Gegeven tekst:
┌────────

Ieder van ons deelt uit een nostalgisch verlangen naar vroeger graag zijn mooiste jeugd herinneringen . Zeker rond de tijd van Sinterklaas. Bijzondere momenten die hem of haar nog jaren lang voor de geest staan. Daar kan ik ondanks een ongelukkige jeugd niet bij achter blijven. Vond ik zelf , Mijn lege schoenen bij de schoorsteen ziende Daarom dit waar gebeurde verhaal en tevens mijn mooiste jeugdherinnering!
In mijn jeugd woonde mijn ouders, ik ondergetekende ,één tweelingzus en één vreselijke etter van een stiefbroer op een bovenwoning in Amsterdam. In de Karel du Jardin straat 55 II. Een slecht onderhouden straat in oud zuid aan de nette kant van de Pijp. Ik zal 11 jaar geweest zijn. Hoe oud precies weet ik niet meer Niet dat dit hier van belang is. In die tijd ik spreek over de jaren 60 werd ik al 5 jaar door mijn stiefvader mishandeld. Fysiek op week en maandbasis en geestelijk elke dag. Die fysieke mishandelingen hadden er aanmerkelijk meer kunnen zijn als ik niet al op jonge leeftijd had geleerd dat het slimmer was om op de vlucht te slaan. Zeker als er een pak slaag in de lucht hing. Iets waar ik als een Pietje Pelleboer een zesde zintuig voor ontwikkelde. Een bijna overdreven gevoeligheid voor zelfs de kleinste verandering in het humeur van mijn moeder die mij gered heeft van menig pak op mijn donder. Zodoende maakte ik er een gewoonte van elke middag iets voor vijven de deur achter mij dicht te trekken . De tijd van de dag dat hij ‘mijn stiefvader’ steevast van zijn werk bij de koninklijke marine thuis kwam. Ik zwierf dan een uurtje rond .Verbeidde mijn tijd met het pesten van de buurtkatten. De buurtspeeltuin op het Van Aertzplein zat al dicht. Als er geen noodweer dreigde kwam ik net voor het eten rond de klok van zes weer thuis . Waste mijn handen en deed verder of mijn neus bloede. Op de vraag waar ik geweest was antwoordde ik steevast: de bibliotheek. Een stijlvolle leugen waar ik mijn fenomenale eruditie aan te danken heb. Een antwoord ook dat mijn stiefvader met alleen maar lager school volkomen bevredigde . Alsof ik voor hem wat goed te maken had! Hij er voor zorgde dat ik hogerop de maatschappelijke ladder kwam. Kennis is net puberale seks dacht ik in mijn vroege pubertijd.

└────────

Vermeldingen uit een dataset:
┌────────

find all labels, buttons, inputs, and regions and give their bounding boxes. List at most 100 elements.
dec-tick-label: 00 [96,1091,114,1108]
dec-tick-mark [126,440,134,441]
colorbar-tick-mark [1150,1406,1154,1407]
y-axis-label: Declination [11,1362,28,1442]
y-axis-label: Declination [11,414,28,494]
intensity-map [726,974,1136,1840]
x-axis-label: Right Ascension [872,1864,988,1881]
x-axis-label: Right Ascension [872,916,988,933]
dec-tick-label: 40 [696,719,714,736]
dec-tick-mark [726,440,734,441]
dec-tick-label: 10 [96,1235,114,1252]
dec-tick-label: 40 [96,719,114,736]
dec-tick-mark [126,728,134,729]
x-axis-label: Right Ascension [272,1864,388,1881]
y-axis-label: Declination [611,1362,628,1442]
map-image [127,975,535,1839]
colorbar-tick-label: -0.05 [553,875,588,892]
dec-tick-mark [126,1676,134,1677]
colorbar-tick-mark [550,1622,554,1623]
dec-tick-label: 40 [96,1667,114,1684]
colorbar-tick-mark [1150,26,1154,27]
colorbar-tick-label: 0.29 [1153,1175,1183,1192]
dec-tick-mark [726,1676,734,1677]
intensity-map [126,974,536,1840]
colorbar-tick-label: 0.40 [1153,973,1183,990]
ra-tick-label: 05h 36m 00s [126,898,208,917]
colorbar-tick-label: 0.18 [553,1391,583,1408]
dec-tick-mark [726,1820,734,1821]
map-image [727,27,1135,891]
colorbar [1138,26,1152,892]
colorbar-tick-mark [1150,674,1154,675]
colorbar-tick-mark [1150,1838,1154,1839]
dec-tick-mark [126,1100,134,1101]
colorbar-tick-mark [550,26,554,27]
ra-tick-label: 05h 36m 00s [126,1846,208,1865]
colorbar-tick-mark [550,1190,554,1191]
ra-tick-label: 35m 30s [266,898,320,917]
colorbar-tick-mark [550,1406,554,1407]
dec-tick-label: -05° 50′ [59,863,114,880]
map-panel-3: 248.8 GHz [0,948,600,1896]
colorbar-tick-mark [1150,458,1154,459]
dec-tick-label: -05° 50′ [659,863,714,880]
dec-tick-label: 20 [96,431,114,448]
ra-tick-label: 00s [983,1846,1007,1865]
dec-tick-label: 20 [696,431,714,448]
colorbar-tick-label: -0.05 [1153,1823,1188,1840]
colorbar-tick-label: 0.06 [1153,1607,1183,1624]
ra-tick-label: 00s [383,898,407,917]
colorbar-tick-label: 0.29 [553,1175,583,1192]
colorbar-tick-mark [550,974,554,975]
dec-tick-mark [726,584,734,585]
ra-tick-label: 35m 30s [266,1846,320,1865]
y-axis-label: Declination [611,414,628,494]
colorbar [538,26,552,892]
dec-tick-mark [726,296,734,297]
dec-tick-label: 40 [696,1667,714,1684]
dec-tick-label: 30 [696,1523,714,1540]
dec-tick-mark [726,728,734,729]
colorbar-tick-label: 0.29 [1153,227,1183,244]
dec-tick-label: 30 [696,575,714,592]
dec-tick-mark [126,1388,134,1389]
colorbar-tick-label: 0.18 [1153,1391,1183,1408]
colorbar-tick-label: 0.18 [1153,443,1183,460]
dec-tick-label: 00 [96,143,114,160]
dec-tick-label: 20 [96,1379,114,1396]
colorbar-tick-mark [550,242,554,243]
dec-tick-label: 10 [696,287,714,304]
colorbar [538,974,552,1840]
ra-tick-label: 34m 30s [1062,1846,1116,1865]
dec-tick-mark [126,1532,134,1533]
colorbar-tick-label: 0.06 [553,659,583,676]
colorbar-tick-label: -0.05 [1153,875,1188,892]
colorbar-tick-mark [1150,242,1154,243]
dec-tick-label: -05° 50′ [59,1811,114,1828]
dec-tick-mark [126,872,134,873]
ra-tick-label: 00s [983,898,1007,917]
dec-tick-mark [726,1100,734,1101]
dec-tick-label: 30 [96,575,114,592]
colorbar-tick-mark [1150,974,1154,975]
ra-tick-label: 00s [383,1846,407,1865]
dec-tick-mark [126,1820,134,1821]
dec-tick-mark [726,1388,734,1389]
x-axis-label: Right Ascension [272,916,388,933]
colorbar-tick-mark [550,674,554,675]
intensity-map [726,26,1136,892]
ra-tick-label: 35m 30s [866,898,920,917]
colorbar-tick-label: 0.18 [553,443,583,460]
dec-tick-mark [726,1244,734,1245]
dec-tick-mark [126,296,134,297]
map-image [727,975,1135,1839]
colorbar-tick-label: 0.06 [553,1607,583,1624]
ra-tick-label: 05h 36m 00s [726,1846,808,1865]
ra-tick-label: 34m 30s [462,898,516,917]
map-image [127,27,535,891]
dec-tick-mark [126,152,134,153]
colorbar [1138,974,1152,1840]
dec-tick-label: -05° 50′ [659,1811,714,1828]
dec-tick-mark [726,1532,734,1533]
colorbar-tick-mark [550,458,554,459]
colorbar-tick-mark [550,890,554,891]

└────────

Opdracht 1: Schrijf de vermeldingen letterlijk over, vanaf het begin tot en met de regel met "x-axis-label: Right Ascension [872,1864,988,1881]".
Opdracht 2: Pak het verhaal over de jeugd in Amsterdam op waar het ophoudt en schrijf het verder.

Antwoord 1:
find all labels, buttons, inputs, and regions and give their bounding boxes. List at most 100 elements.
dec-tick-label: 00 [96,1091,114,1108]
dec-tick-mark [126,440,134,441]
colorbar-tick-mark [1150,1406,1154,1407]
y-axis-label: Declination [11,1362,28,1442]
y-axis-label: Declination [11,414,28,494]
intensity-map [726,974,1136,1840]
x-axis-label: Right Ascension [872,1864,988,1881]

Antwoord 2:
Mocht er echter voor meer fan 80% zekerheid wel een pak slag in de lucht zitten bleef ik weg van huis tot ver na middernacht. Sliep heel soms in onze kerk: De sint Willibrordus buiten de Veste aan de Amstel. Meestal verbleef ik meerdere uren in het trapportaal als ik niet op veel te jonge leeftijd over de wallen zwierf. Mij lichamelijk vermaakte met de schunnige tekeningen in pieshokken in Amsterdamse stijl, nee niet de tekeningen, met de fraaie naam: de krul. Vaak pas ‘s morgens om 5 uur dat mijn moeder mij uit het portiek haalde zodat ik nog 2 uur slaap kon genieten voordat ik weer naar school moest.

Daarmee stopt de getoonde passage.